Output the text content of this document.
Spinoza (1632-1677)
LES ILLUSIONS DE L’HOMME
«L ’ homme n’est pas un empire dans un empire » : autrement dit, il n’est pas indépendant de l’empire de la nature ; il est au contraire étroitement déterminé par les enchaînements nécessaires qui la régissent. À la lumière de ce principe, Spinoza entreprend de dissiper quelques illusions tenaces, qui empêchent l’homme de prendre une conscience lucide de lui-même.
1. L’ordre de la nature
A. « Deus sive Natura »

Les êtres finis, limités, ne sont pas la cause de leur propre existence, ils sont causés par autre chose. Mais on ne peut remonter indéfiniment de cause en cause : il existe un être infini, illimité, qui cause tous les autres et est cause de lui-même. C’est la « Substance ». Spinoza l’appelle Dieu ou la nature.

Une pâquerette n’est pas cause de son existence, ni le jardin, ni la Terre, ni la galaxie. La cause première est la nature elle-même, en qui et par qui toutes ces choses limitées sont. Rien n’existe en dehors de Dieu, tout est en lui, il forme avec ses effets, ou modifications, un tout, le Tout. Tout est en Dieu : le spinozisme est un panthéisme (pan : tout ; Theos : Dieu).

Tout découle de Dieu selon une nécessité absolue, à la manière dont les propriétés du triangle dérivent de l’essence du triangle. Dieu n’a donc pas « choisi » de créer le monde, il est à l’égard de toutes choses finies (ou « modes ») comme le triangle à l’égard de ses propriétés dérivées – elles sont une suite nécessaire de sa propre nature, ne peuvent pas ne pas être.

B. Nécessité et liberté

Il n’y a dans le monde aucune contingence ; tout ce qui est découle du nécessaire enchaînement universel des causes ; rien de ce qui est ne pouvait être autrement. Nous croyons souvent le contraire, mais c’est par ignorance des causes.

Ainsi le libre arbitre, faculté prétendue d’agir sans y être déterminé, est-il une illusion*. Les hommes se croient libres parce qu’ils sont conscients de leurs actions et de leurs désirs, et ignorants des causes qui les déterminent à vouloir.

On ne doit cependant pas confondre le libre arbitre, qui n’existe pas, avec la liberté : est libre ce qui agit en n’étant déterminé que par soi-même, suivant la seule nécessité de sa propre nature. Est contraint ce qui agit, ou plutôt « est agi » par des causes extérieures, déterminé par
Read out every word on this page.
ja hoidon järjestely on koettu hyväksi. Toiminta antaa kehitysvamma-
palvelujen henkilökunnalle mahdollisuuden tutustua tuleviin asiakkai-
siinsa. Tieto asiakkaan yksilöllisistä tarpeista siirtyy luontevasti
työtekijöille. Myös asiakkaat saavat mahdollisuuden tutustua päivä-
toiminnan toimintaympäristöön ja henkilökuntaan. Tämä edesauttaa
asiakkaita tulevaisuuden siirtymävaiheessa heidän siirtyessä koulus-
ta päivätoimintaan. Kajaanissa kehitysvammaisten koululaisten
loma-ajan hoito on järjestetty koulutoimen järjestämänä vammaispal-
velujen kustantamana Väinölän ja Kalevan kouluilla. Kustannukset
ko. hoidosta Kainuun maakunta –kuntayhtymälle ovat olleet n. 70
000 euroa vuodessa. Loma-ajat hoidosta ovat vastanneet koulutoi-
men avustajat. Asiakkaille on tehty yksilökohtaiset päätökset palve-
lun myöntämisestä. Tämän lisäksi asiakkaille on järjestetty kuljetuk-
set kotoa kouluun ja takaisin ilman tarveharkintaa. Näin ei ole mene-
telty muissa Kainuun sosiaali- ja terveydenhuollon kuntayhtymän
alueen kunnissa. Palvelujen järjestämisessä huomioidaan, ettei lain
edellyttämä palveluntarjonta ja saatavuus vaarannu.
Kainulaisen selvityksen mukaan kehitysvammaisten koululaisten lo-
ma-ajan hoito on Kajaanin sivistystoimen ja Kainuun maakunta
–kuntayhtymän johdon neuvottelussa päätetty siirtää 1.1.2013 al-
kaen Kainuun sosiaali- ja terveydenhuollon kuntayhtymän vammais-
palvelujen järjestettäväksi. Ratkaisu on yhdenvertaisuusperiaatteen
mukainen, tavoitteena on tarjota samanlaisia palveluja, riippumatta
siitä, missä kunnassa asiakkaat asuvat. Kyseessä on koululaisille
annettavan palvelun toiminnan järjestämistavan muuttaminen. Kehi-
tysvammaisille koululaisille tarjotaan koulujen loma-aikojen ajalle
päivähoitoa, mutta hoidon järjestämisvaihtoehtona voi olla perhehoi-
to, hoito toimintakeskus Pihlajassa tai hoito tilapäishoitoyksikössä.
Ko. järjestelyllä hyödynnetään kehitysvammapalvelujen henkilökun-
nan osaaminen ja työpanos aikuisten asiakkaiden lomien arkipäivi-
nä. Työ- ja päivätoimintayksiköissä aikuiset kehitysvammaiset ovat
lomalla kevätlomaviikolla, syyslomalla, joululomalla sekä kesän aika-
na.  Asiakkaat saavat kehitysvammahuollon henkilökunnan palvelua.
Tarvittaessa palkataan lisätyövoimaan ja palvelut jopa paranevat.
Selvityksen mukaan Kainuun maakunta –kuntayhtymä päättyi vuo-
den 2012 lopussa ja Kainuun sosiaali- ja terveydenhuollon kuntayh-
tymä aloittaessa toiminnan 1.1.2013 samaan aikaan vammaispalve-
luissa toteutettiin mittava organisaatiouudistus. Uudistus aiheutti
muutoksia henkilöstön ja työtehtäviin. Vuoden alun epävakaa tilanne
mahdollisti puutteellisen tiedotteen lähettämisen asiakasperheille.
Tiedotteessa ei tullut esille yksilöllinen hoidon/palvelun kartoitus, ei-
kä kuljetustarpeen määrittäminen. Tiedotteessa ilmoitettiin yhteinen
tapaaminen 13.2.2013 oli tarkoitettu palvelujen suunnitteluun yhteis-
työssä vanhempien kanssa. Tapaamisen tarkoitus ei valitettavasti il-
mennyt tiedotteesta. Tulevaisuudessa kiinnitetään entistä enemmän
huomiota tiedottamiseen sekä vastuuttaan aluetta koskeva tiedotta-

◇ ◇ ◇

Problem to solve
Using the listing above, gather each line that holds the string "this" and copy it.

Result below
Output the text content of this document.
Read out every word on this page.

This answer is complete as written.